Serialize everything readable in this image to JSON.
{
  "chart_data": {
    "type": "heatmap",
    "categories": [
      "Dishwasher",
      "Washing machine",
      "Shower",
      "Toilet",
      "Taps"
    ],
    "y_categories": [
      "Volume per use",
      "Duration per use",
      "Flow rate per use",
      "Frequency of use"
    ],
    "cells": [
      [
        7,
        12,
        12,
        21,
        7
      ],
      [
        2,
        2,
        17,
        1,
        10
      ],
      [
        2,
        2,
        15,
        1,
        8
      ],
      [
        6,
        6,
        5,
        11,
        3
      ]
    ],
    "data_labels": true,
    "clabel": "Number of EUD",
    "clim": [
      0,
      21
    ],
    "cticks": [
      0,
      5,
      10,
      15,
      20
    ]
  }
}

**TASK INSTRUCTIONS**: Write out the data exactly as it stands.

**ANSWER TO THE PROBLEM**:
Serialize everything readable in this image to JSON.
{
  "chart_data": {
    "type": "heatmap",
    "categories": [
      "Dishwasher",
      "Washing machine",
      "Shower",
      "Toilet",
      "Taps"
    ],
    "y_categories": [
      "Volume per use",
      "Duration per use",
      "Flow rate per use",
      "Frequency of use"
    ],
    "cells": [
      [
        7,
        12,
        12,
        21,
        7
      ],
      [
        2,
        2,
        17,
        1,
        10
      ],
      [
        2,
        2,
        15,
        1,
        8
      ],
      [
        6,
        6,
        5,
        11,
        3
      ]
    ],
    "data_labels": true,
    "clabel": "Number of EUD",
    "clim": [
      0,
      21
    ],
    "cticks": [
      0,
      5,
      10,
      15,
      20
    ]
  }
}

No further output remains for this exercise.